-- START OF Raw data --

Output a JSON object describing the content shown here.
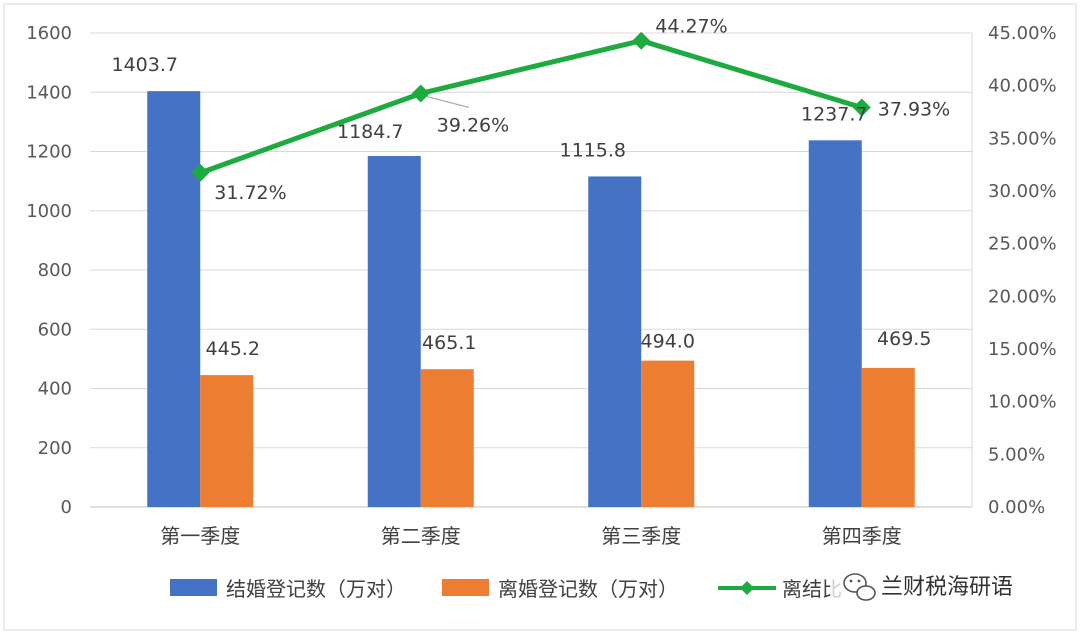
{
  "chart_data": {
    "type": "bar",
    "categories": [
      "第一季度",
      "第二季度",
      "第三季度",
      "第四季度"
    ],
    "series": [
      {
        "name": "结婚登记数（万对）",
        "type": "bar",
        "axis": "left",
        "color": "#4472C4",
        "values": [
          1403.7,
          1184.7,
          1115.8,
          1237.7
        ],
        "labels": [
          "1403.7",
          "1184.7",
          "1115.8",
          "1237.7"
        ]
      },
      {
        "name": "离婚登记数（万对）",
        "type": "bar",
        "axis": "left",
        "color": "#ED7D31",
        "values": [
          445.2,
          465.1,
          494.0,
          469.5
        ],
        "labels": [
          "445.2",
          "465.1",
          "494.0",
          "469.5"
        ]
      },
      {
        "name": "离结比",
        "type": "line",
        "axis": "right",
        "color": "#1DAA3E",
        "values": [
          31.72,
          39.26,
          44.27,
          37.93
        ],
        "labels": [
          "31.72%",
          "39.26%",
          "44.27%",
          "37.93%"
        ]
      }
    ],
    "y_left": {
      "min": 0,
      "max": 1600,
      "step": 200,
      "ticks": [
        "0",
        "200",
        "400",
        "600",
        "800",
        "1000",
        "1200",
        "1400",
        "1600"
      ]
    },
    "y_right": {
      "min": 0,
      "max": 45,
      "step": 5,
      "ticks": [
        "0.00%",
        "5.00%",
        "10.00%",
        "15.00%",
        "20.00%",
        "25.00%",
        "30.00%",
        "35.00%",
        "40.00%",
        "45.00%"
      ]
    },
    "grid": true,
    "legend_position": "bottom"
  },
  "legend_visible_labels": [
    "结婚登记数（万对）",
    "离婚登记数（万对）",
    "离结比"
  ],
  "watermark": {
    "text": "兰财税海研语",
    "icon": "wechat-icon"
  }
}
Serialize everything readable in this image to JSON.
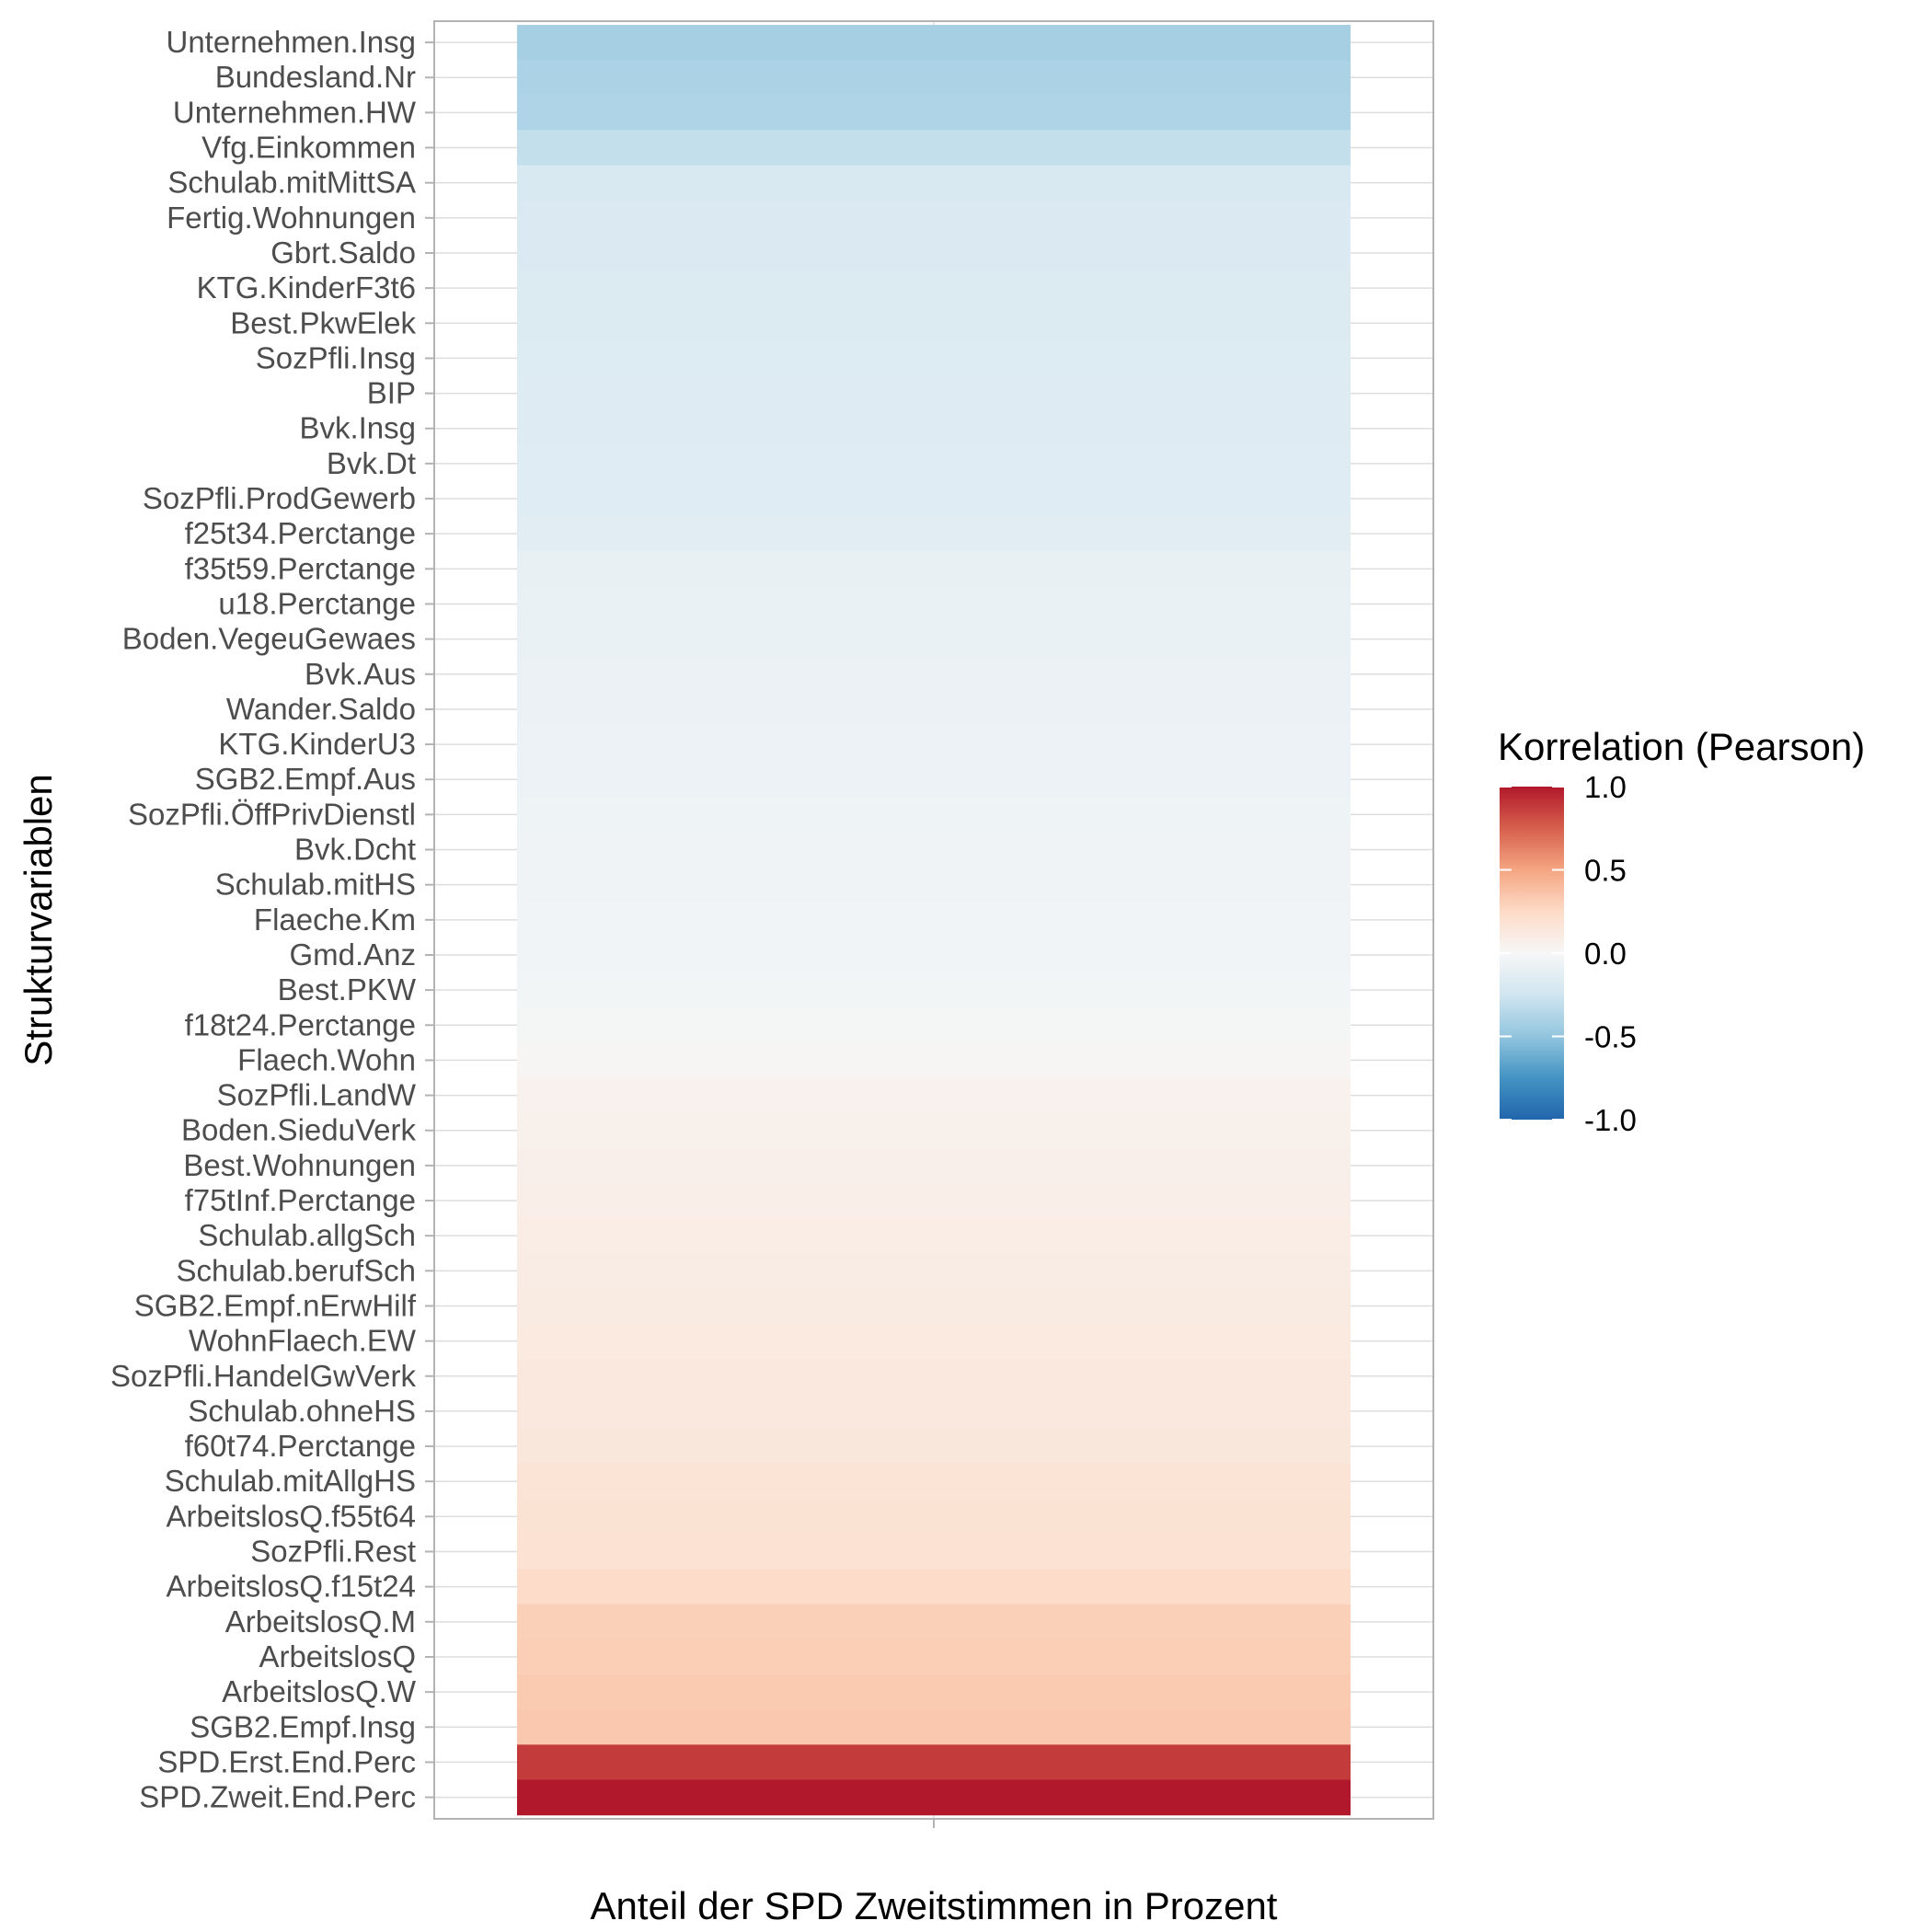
{
  "chart_data": {
    "type": "heatmap",
    "xlabel": "Anteil der SPD Zweitstimmen in Prozent",
    "ylabel": "Strukturvariablen",
    "x_categories": [
      ""
    ],
    "rows": [
      {
        "label": "Unternehmen.Insg",
        "value": -0.42
      },
      {
        "label": "Bundesland.Nr",
        "value": -0.4
      },
      {
        "label": "Unternehmen.HW",
        "value": -0.38
      },
      {
        "label": "Vfg.Einkommen",
        "value": -0.3
      },
      {
        "label": "Schulab.mitMittSA",
        "value": -0.2
      },
      {
        "label": "Fertig.Wohnungen",
        "value": -0.19
      },
      {
        "label": "Gbrt.Saldo",
        "value": -0.19
      },
      {
        "label": "KTG.KinderF3t6",
        "value": -0.18
      },
      {
        "label": "Best.PkwElek",
        "value": -0.18
      },
      {
        "label": "SozPfli.Insg",
        "value": -0.17
      },
      {
        "label": "BIP",
        "value": -0.16
      },
      {
        "label": "Bvk.Insg",
        "value": -0.16
      },
      {
        "label": "Bvk.Dt",
        "value": -0.15
      },
      {
        "label": "SozPfli.ProdGewerb",
        "value": -0.15
      },
      {
        "label": "f25t34.Perctange",
        "value": -0.14
      },
      {
        "label": "f35t59.Perctange",
        "value": -0.1
      },
      {
        "label": "u18.Perctange",
        "value": -0.09
      },
      {
        "label": "Boden.VegeuGewaes",
        "value": -0.09
      },
      {
        "label": "Bvk.Aus",
        "value": -0.08
      },
      {
        "label": "Wander.Saldo",
        "value": -0.08
      },
      {
        "label": "KTG.KinderU3",
        "value": -0.07
      },
      {
        "label": "SGB2.Empf.Aus",
        "value": -0.07
      },
      {
        "label": "SozPfli.ÖffPrivDienstl",
        "value": -0.06
      },
      {
        "label": "Bvk.Dcht",
        "value": -0.05
      },
      {
        "label": "Schulab.mitHS",
        "value": -0.05
      },
      {
        "label": "Flaeche.Km",
        "value": -0.04
      },
      {
        "label": "Gmd.Anz",
        "value": -0.04
      },
      {
        "label": "Best.PKW",
        "value": -0.03
      },
      {
        "label": "f18t24.Perctange",
        "value": -0.02
      },
      {
        "label": "Flaech.Wohn",
        "value": 0.02
      },
      {
        "label": "SozPfli.LandW",
        "value": 0.05
      },
      {
        "label": "Boden.SieduVerk",
        "value": 0.06
      },
      {
        "label": "Best.Wohnungen",
        "value": 0.07
      },
      {
        "label": "f75tInf.Perctange",
        "value": 0.08
      },
      {
        "label": "Schulab.allgSch",
        "value": 0.09
      },
      {
        "label": "Schulab.berufSch",
        "value": 0.1
      },
      {
        "label": "SGB2.Empf.nErwHilf",
        "value": 0.11
      },
      {
        "label": "WohnFlaech.EW",
        "value": 0.12
      },
      {
        "label": "SozPfli.HandelGwVerk",
        "value": 0.13
      },
      {
        "label": "Schulab.ohneHS",
        "value": 0.13
      },
      {
        "label": "f60t74.Perctange",
        "value": 0.14
      },
      {
        "label": "Schulab.mitAllgHS",
        "value": 0.17
      },
      {
        "label": "ArbeitslosQ.f55t64",
        "value": 0.18
      },
      {
        "label": "SozPfli.Rest",
        "value": 0.19
      },
      {
        "label": "ArbeitslosQ.f15t24",
        "value": 0.24
      },
      {
        "label": "ArbeitslosQ.M",
        "value": 0.3
      },
      {
        "label": "ArbeitslosQ",
        "value": 0.31
      },
      {
        "label": "ArbeitslosQ.W",
        "value": 0.33
      },
      {
        "label": "SGB2.Empf.Insg",
        "value": 0.34
      },
      {
        "label": "SPD.Erst.End.Perc",
        "value": 0.88
      },
      {
        "label": "SPD.Zweit.End.Perc",
        "value": 1.0
      }
    ],
    "legend": {
      "title": "Korrelation (Pearson)",
      "placement": "right",
      "ticks": [
        {
          "value": 1.0,
          "label": "1.0"
        },
        {
          "value": 0.5,
          "label": "0.5"
        },
        {
          "value": 0.0,
          "label": "0.0"
        },
        {
          "value": -0.5,
          "label": "-0.5"
        },
        {
          "value": -1.0,
          "label": "-1.0"
        }
      ]
    },
    "color_scale": {
      "palette": "RdBu",
      "stops": [
        {
          "value": -1.0,
          "color": "#2166ac"
        },
        {
          "value": -0.75,
          "color": "#4393c3"
        },
        {
          "value": -0.5,
          "color": "#92c5de"
        },
        {
          "value": -0.25,
          "color": "#d1e5f0"
        },
        {
          "value": 0.0,
          "color": "#f7f7f7"
        },
        {
          "value": 0.25,
          "color": "#fddbc7"
        },
        {
          "value": 0.5,
          "color": "#f4a582"
        },
        {
          "value": 0.75,
          "color": "#d6604d"
        },
        {
          "value": 1.0,
          "color": "#b2182b"
        }
      ]
    },
    "grid": true
  }
}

-- END OF Raw data --

Return the material exactly as given, apart from the pictures.

Output a JSON object describing the content shown here.
{
  "chart_data": {
    "type": "bar",
    "categories": [
      "第一季度",
      "第二季度",
      "第三季度",
      "第四季度"
    ],
    "series": [
      {
        "name": "结婚登记数（万对）",
        "type": "bar",
        "axis": "left",
        "color": "#4472C4",
        "values": [
          1403.7,
          1184.7,
          1115.8,
          1237.7
        ],
        "labels": [
          "1403.7",
          "1184.7",
          "1115.8",
          "1237.7"
        ]
      },
      {
        "name": "离婚登记数（万对）",
        "type": "bar",
        "axis": "left",
        "color": "#ED7D31",
        "values": [
          445.2,
          465.1,
          494.0,
          469.5
        ],
        "labels": [
          "445.2",
          "465.1",
          "494.0",
          "469.5"
        ]
      },
      {
        "name": "离结比",
        "type": "line",
        "axis": "right",
        "color": "#1DAA3E",
        "values": [
          31.72,
          39.26,
          44.27,
          37.93
        ],
        "labels": [
          "31.72%",
          "39.26%",
          "44.27%",
          "37.93%"
        ]
      }
    ],
    "y_left": {
      "min": 0,
      "max": 1600,
      "step": 200,
      "ticks": [
        "0",
        "200",
        "400",
        "600",
        "800",
        "1000",
        "1200",
        "1400",
        "1600"
      ]
    },
    "y_right": {
      "min": 0,
      "max": 45,
      "step": 5,
      "ticks": [
        "0.00%",
        "5.00%",
        "10.00%",
        "15.00%",
        "20.00%",
        "25.00%",
        "30.00%",
        "35.00%",
        "40.00%",
        "45.00%"
      ]
    },
    "grid": true,
    "legend_position": "bottom"
  },
  "legend_visible_labels": [
    "结婚登记数（万对）",
    "离婚登记数（万对）",
    "离结比"
  ],
  "watermark": {
    "text": "兰财税海研语",
    "icon": "wechat-icon"
  }
}
Serialize everything readable in this image to JSON.
{
  "chart_data": {
    "type": "heatmap",
    "xlabel": "Anteil der SPD Zweitstimmen in Prozent",
    "ylabel": "Strukturvariablen",
    "x_categories": [
      ""
    ],
    "rows": [
      {
        "label": "Unternehmen.Insg",
        "value": -0.42
      },
      {
        "label": "Bundesland.Nr",
        "value": -0.4
      },
      {
        "label": "Unternehmen.HW",
        "value": -0.38
      },
      {
        "label": "Vfg.Einkommen",
        "value": -0.3
      },
      {
        "label": "Schulab.mitMittSA",
        "value": -0.2
      },
      {
        "label": "Fertig.Wohnungen",
        "value": -0.19
      },
      {
        "label": "Gbrt.Saldo",
        "value": -0.19
      },
      {
        "label": "KTG.KinderF3t6",
        "value": -0.18
      },
      {
        "label": "Best.PkwElek",
        "value": -0.18
      },
      {
        "label": "SozPfli.Insg",
        "value": -0.17
      },
      {
        "label": "BIP",
        "value": -0.16
      },
      {
        "label": "Bvk.Insg",
        "value": -0.16
      },
      {
        "label": "Bvk.Dt",
        "value": -0.15
      },
      {
        "label": "SozPfli.ProdGewerb",
        "value": -0.15
      },
      {
        "label": "f25t34.Perctange",
        "value": -0.14
      },
      {
        "label": "f35t59.Perctange",
        "value": -0.1
      },
      {
        "label": "u18.Perctange",
        "value": -0.09
      },
      {
        "label": "Boden.VegeuGewaes",
        "value": -0.09
      },
      {
        "label": "Bvk.Aus",
        "value": -0.08
      },
      {
        "label": "Wander.Saldo",
        "value": -0.08
      },
      {
        "label": "KTG.KinderU3",
        "value": -0.07
      },
      {
        "label": "SGB2.Empf.Aus",
        "value": -0.07
      },
      {
        "label": "SozPfli.ÖffPrivDienstl",
        "value": -0.06
      },
      {
        "label": "Bvk.Dcht",
        "value": -0.05
      },
      {
        "label": "Schulab.mitHS",
        "value": -0.05
      },
      {
        "label": "Flaeche.Km",
        "value": -0.04
      },
      {
        "label": "Gmd.Anz",
        "value": -0.04
      },
      {
        "label": "Best.PKW",
        "value": -0.03
      },
      {
        "label": "f18t24.Perctange",
        "value": -0.02
      },
      {
        "label": "Flaech.Wohn",
        "value": 0.02
      },
      {
        "label": "SozPfli.LandW",
        "value": 0.05
      },
      {
        "label": "Boden.SieduVerk",
        "value": 0.06
      },
      {
        "label": "Best.Wohnungen",
        "value": 0.07
      },
      {
        "label": "f75tInf.Perctange",
        "value": 0.08
      },
      {
        "label": "Schulab.allgSch",
        "value": 0.09
      },
      {
        "label": "Schulab.berufSch",
        "value": 0.1
      },
      {
        "label": "SGB2.Empf.nErwHilf",
        "value": 0.11
      },
      {
        "label": "WohnFlaech.EW",
        "value": 0.12
      },
      {
        "label": "SozPfli.HandelGwVerk",
        "value": 0.13
      },
      {
        "label": "Schulab.ohneHS",
        "value": 0.13
      },
      {
        "label": "f60t74.Perctange",
        "value": 0.14
      },
      {
        "label": "Schulab.mitAllgHS",
        "value": 0.17
      },
      {
        "label": "ArbeitslosQ.f55t64",
        "value": 0.18
      },
      {
        "label": "SozPfli.Rest",
        "value": 0.19
      },
      {
        "label": "ArbeitslosQ.f15t24",
        "value": 0.24
      },
      {
        "label": "ArbeitslosQ.M",
        "value": 0.3
      },
      {
        "label": "ArbeitslosQ",
        "value": 0.31
      },
      {
        "label": "ArbeitslosQ.W",
        "value": 0.33
      },
      {
        "label": "SGB2.Empf.Insg",
        "value": 0.34
      },
      {
        "label": "SPD.Erst.End.Perc",
        "value": 0.88
      },
      {
        "label": "SPD.Zweit.End.Perc",
        "value": 1.0
      }
    ],
    "legend": {
      "title": "Korrelation (Pearson)",
      "placement": "right",
      "ticks": [
        {
          "value": 1.0,
          "label": "1.0"
        },
        {
          "value": 0.5,
          "label": "0.5"
        },
        {
          "value": 0.0,
          "label": "0.0"
        },
        {
          "value": -0.5,
          "label": "-0.5"
        },
        {
          "value": -1.0,
          "label": "-1.0"
        }
      ]
    },
    "color_scale": {
      "palette": "RdBu",
      "stops": [
        {
          "value": -1.0,
          "color": "#2166ac"
        },
        {
          "value": -0.75,
          "color": "#4393c3"
        },
        {
          "value": -0.5,
          "color": "#92c5de"
        },
        {
          "value": -0.25,
          "color": "#d1e5f0"
        },
        {
          "value": 0.0,
          "color": "#f7f7f7"
        },
        {
          "value": 0.25,
          "color": "#fddbc7"
        },
        {
          "value": 0.5,
          "color": "#f4a582"
        },
        {
          "value": 0.75,
          "color": "#d6604d"
        },
        {
          "value": 1.0,
          "color": "#b2182b"
        }
      ]
    },
    "grid": true
  }
}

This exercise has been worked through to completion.